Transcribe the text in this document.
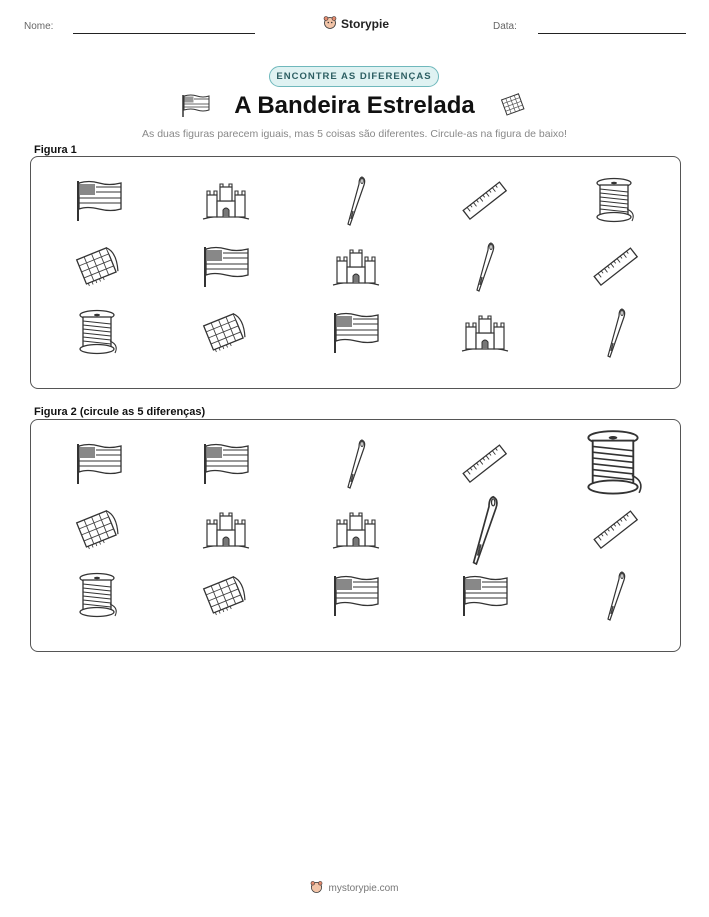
Nome:	Storypie	Data:
ENCONTRE AS DIFERENÇAS
A Bandeira Estrelada
As duas figuras parecem iguais, mas 5 coisas são diferentes. Circule-as na figura de baixo!
Figura 1
Figura 2 (circule as 5 diferenças)
mystorypie.com
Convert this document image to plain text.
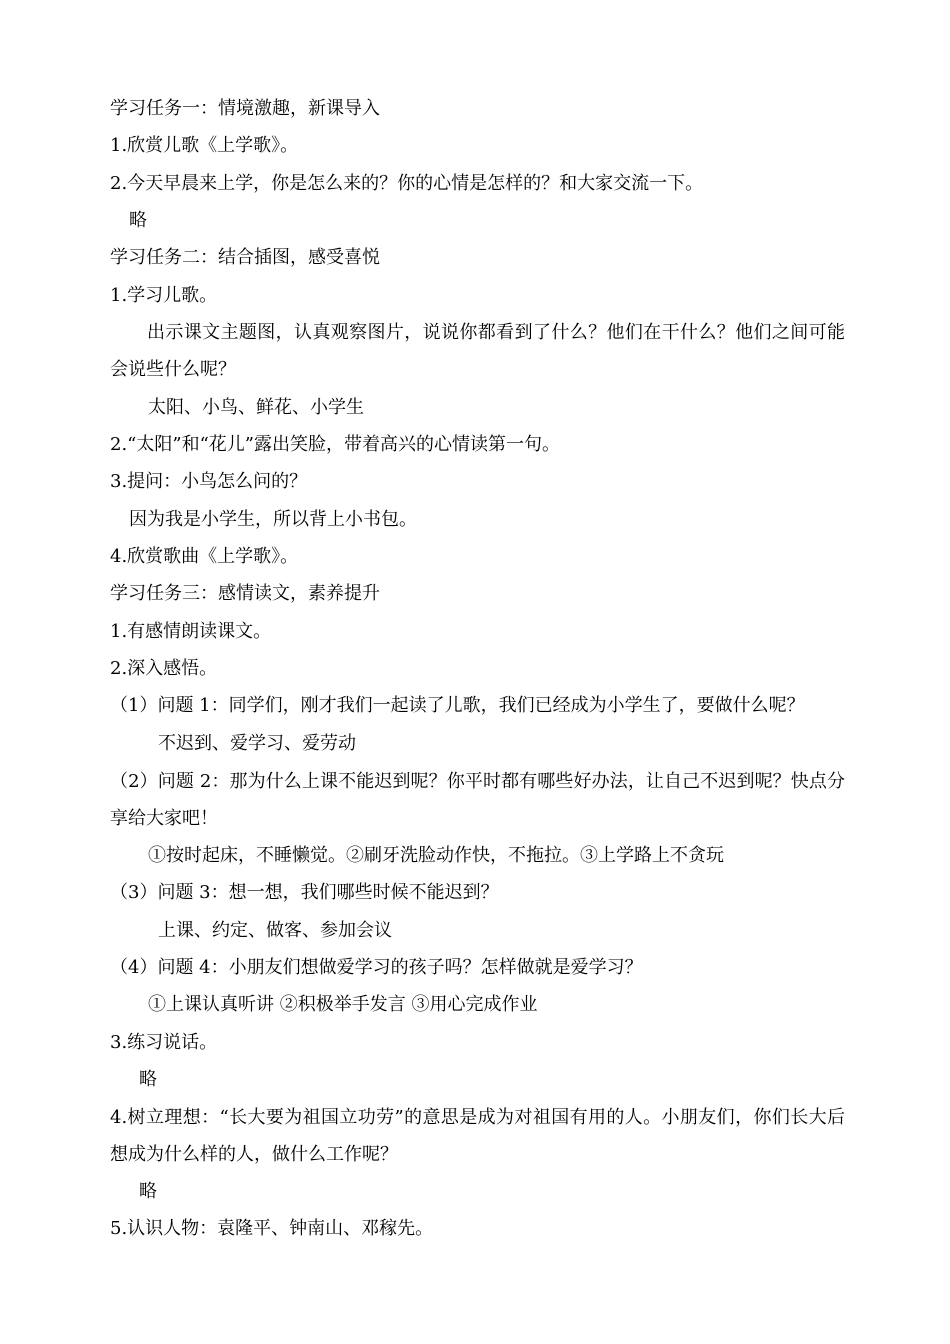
学习任务一：情境激趣，新课导入
1.欣赏儿歌《上学歌》。
2.今天早晨来上学，你是怎么来的？你的心情是怎样的？和大家交流一下。
略
学习任务二：结合插图，感受喜悦
1.学习儿歌。
出示课文主题图，认真观察图片，说说你都看到了什么？他们在干什么？他们之间可能会说些什么呢？
太阳、小鸟、鲜花、小学生
2.“太阳”和“花儿”露出笑脸，带着高兴的心情读第一句。
3.提问：小鸟怎么问的？
因为我是小学生，所以背上小书包。
4.欣赏歌曲《上学歌》。
学习任务三：感情读文，素养提升
1.有感情朗读课文。
2.深入感悟。
（1）问题 1：同学们，刚才我们一起读了儿歌，我们已经成为小学生了，要做什么呢？
不迟到、爱学习、爱劳动
（2）问题 2：那为什么上课不能迟到呢？你平时都有哪些好办法，让自己不迟到呢？快点分享给大家吧！
①按时起床，不睡懒觉。②刷牙洗脸动作快，不拖拉。③上学路上不贪玩
（3）问题 3：想一想，我们哪些时候不能迟到？
上课、约定、做客、参加会议
（4）问题 4：小朋友们想做爱学习的孩子吗？怎样做就是爱学习？
①上课认真听讲 ②积极举手发言 ③用心完成作业
3.练习说话。
略
4.树立理想：“长大要为祖国立功劳”的意思是成为对祖国有用的人。小朋友们，你们长大后想成为什么样的人，做什么工作呢？
略
5.认识人物：袁隆平、钟南山、邓稼先。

» **WHAT IS ASKED**: Copy each line of the records containing the string "this".

» **OUTPUT**:
Transcribe the text in this document.
Convert this document image to plain text.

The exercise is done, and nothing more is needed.